Saved entries
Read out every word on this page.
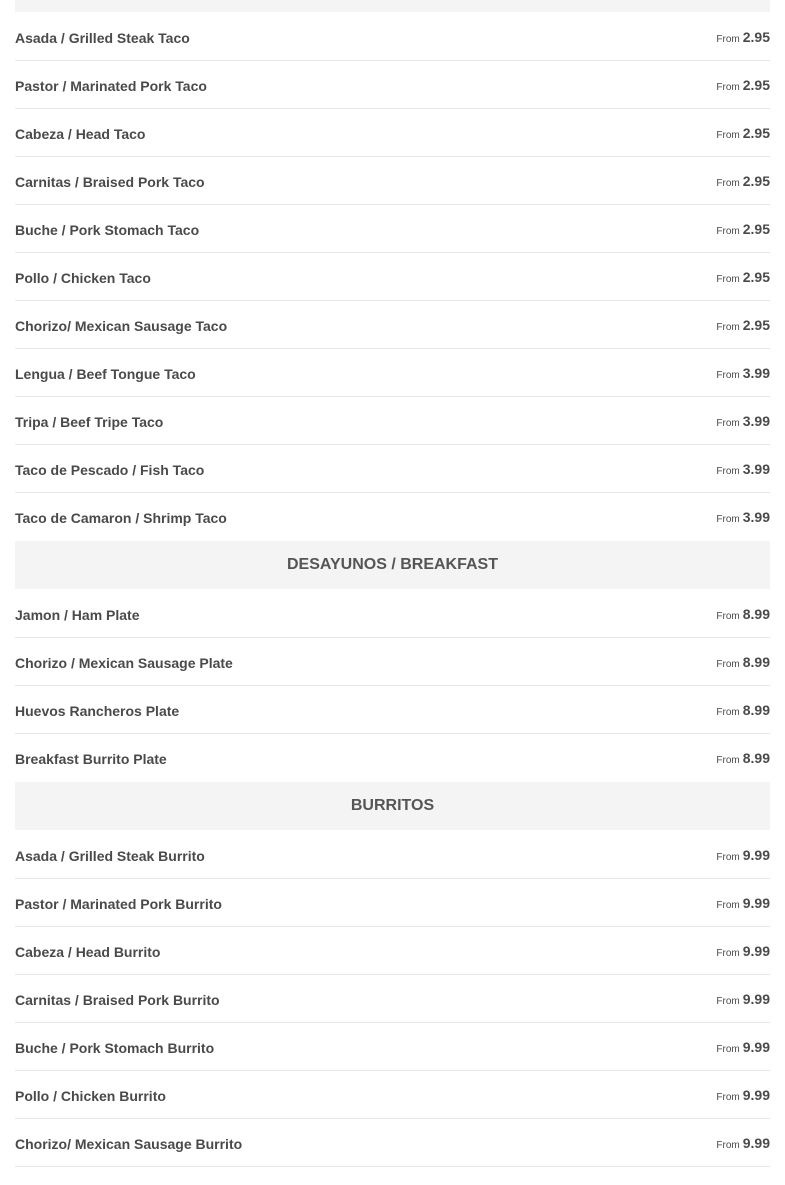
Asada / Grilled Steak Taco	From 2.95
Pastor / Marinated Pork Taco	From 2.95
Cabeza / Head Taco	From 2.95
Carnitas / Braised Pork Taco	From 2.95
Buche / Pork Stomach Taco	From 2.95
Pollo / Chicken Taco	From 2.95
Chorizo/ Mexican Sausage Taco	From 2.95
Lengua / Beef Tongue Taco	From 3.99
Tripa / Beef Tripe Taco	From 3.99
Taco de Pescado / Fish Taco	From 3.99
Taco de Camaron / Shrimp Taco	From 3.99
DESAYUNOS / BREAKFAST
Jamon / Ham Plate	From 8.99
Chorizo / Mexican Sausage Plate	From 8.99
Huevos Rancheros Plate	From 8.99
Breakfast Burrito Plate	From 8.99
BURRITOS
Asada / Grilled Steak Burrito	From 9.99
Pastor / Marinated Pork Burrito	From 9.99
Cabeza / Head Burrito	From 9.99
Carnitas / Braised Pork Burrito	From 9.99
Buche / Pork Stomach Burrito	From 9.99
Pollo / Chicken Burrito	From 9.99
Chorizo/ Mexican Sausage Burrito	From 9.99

...

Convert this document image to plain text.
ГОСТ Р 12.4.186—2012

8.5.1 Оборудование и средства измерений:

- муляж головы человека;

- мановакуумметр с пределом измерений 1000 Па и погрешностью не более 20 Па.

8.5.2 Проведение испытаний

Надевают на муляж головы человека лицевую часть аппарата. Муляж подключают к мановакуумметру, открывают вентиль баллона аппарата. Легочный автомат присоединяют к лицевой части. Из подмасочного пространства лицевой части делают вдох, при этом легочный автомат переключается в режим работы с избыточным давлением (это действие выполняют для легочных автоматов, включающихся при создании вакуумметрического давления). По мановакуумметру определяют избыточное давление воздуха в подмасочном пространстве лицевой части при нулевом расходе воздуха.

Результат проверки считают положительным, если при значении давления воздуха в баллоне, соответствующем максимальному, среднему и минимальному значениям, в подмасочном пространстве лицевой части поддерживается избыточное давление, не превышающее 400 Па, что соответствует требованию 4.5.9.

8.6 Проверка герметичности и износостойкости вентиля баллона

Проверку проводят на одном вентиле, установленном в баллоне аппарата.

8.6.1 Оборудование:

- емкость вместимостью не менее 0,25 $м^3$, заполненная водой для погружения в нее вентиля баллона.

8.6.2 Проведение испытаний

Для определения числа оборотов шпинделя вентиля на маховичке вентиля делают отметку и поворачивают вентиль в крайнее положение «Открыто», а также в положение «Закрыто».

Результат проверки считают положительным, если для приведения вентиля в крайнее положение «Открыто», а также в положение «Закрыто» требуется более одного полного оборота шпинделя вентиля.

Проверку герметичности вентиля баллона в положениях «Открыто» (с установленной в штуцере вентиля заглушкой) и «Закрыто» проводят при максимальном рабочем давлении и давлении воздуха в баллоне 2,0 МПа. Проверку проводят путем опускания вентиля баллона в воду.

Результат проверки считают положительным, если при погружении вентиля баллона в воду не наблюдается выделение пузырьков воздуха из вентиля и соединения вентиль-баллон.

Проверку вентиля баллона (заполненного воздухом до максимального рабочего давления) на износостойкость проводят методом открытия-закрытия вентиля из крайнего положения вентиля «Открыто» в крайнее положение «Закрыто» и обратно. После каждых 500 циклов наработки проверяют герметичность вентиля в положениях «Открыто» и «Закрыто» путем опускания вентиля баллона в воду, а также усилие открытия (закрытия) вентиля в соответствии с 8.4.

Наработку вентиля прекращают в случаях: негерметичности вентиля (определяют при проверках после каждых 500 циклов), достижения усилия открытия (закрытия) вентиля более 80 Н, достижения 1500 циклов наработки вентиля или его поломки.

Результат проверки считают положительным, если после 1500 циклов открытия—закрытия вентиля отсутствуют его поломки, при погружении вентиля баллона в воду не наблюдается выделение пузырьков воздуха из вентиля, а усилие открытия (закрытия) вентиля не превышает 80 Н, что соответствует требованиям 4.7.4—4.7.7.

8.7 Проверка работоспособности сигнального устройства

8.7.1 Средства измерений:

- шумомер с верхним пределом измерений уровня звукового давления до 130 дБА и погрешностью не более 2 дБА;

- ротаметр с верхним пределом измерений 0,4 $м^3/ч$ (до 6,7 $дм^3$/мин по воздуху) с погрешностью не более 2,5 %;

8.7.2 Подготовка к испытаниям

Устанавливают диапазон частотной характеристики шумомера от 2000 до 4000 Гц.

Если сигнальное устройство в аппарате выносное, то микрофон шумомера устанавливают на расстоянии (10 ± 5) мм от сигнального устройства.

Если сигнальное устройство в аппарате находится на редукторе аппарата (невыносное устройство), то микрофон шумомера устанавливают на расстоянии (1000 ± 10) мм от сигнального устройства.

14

* * *

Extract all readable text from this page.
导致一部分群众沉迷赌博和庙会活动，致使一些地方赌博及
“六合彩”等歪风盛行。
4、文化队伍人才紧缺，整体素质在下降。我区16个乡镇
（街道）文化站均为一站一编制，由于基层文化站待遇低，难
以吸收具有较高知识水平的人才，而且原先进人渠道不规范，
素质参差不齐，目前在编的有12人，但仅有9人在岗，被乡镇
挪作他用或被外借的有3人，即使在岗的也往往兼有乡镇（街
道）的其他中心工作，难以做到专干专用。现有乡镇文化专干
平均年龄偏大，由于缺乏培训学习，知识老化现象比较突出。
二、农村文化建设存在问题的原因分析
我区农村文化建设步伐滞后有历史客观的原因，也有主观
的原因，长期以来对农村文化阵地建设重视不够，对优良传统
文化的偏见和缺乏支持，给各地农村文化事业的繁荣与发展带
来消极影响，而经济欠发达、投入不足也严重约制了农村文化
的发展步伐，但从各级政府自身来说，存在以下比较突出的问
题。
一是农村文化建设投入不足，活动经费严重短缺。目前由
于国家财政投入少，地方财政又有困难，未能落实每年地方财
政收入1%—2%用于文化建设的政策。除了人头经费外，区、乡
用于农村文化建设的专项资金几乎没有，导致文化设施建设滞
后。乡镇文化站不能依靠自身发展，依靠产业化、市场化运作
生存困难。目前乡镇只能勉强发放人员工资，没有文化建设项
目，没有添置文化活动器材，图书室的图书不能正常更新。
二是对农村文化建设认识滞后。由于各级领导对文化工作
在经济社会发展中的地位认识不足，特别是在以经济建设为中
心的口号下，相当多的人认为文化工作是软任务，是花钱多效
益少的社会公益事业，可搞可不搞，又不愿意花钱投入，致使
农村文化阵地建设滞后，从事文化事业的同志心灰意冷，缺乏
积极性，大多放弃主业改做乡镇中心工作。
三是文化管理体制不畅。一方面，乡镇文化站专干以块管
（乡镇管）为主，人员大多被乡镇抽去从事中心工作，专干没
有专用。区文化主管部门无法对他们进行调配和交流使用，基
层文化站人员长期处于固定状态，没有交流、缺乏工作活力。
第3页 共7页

Short problem — What is the number of lines in the data above that include the word "Beef"? Answer with that number only.

Written response — 2